(Exercise brief) Locate the word "Years" in the material, then show every line that holds it.

Extracts from a graphics dataset:
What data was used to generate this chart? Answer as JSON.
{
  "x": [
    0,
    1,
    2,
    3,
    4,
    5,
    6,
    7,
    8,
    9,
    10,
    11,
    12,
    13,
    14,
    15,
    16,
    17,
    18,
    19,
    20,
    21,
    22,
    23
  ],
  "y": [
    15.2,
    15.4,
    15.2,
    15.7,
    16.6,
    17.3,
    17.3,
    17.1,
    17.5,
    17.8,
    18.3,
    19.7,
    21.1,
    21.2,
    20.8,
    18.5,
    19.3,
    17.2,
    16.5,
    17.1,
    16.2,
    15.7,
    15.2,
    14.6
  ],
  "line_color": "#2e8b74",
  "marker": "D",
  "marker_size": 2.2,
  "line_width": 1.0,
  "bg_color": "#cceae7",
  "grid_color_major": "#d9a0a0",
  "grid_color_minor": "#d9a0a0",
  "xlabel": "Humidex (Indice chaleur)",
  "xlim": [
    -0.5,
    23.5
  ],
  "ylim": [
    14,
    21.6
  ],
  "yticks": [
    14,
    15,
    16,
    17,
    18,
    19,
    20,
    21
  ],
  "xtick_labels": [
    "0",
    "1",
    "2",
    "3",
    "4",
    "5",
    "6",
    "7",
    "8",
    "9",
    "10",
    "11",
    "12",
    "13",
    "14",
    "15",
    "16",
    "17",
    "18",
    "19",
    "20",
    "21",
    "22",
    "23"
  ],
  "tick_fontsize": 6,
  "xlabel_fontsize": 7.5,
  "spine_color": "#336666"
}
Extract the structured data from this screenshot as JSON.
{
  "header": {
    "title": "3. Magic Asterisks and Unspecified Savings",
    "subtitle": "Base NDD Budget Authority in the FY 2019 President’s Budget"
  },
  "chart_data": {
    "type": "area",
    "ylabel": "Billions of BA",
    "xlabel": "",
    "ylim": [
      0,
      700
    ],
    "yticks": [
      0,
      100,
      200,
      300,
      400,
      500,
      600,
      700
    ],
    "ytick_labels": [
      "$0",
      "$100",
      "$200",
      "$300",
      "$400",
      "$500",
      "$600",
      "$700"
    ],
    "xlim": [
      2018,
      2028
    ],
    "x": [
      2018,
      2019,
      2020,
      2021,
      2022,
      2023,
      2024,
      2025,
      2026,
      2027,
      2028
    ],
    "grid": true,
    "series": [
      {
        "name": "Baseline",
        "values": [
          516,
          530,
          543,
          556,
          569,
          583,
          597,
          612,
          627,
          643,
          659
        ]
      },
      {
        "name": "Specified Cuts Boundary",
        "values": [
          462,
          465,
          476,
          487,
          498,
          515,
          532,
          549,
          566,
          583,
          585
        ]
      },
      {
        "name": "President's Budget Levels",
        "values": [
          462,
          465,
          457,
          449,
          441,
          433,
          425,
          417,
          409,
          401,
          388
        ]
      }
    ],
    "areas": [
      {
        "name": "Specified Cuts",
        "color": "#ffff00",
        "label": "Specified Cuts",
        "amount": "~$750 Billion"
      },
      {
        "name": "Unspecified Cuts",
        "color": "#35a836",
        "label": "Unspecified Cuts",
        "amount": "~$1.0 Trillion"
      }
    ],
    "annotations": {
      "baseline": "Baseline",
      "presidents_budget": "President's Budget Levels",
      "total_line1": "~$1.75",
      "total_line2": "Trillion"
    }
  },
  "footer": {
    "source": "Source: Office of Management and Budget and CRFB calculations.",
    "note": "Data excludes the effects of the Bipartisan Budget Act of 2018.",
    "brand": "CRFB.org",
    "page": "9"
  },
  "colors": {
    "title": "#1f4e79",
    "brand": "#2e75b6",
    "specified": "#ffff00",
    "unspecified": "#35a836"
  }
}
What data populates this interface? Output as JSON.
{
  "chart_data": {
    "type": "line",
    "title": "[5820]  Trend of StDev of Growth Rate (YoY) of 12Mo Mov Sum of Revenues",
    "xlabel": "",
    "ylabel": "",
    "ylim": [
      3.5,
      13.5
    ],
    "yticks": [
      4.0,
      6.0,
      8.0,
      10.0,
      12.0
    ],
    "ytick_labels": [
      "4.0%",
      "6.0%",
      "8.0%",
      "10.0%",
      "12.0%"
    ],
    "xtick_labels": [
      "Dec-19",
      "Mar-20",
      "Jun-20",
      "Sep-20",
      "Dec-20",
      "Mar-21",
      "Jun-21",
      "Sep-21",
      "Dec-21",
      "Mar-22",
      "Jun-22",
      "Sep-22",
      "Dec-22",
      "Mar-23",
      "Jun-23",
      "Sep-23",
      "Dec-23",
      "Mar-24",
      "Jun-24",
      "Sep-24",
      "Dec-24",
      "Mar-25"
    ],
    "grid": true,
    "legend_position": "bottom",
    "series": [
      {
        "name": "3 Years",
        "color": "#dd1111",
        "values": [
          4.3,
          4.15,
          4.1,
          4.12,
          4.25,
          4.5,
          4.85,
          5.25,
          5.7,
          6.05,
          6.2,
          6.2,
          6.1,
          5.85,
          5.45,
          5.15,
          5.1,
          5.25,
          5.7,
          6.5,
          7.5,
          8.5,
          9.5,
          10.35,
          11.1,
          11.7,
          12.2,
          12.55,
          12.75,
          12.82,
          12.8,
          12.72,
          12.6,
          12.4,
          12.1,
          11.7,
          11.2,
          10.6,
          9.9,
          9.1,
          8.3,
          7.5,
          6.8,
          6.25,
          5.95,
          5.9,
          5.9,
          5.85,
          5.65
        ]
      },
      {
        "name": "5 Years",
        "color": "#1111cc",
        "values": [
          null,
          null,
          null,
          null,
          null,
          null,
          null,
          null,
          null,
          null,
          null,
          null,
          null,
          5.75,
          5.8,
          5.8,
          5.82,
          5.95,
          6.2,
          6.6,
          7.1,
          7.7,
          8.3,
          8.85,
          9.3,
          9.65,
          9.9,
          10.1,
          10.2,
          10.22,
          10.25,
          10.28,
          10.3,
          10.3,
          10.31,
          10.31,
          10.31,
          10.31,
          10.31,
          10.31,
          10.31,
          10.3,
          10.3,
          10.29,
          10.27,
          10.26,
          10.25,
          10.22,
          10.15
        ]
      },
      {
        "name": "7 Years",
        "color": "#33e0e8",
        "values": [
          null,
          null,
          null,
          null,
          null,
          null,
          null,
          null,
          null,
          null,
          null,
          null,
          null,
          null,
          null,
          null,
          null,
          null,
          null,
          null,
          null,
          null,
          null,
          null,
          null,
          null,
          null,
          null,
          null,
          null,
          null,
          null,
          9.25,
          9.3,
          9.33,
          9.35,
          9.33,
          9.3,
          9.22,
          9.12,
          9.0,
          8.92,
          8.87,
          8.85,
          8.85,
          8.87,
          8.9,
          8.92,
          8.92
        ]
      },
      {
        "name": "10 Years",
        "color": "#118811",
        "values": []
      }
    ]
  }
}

(Problem solution)
        "name": "3 Years",
        "name": "5 Years",
        "name": "7 Years",
        "name": "10 Years",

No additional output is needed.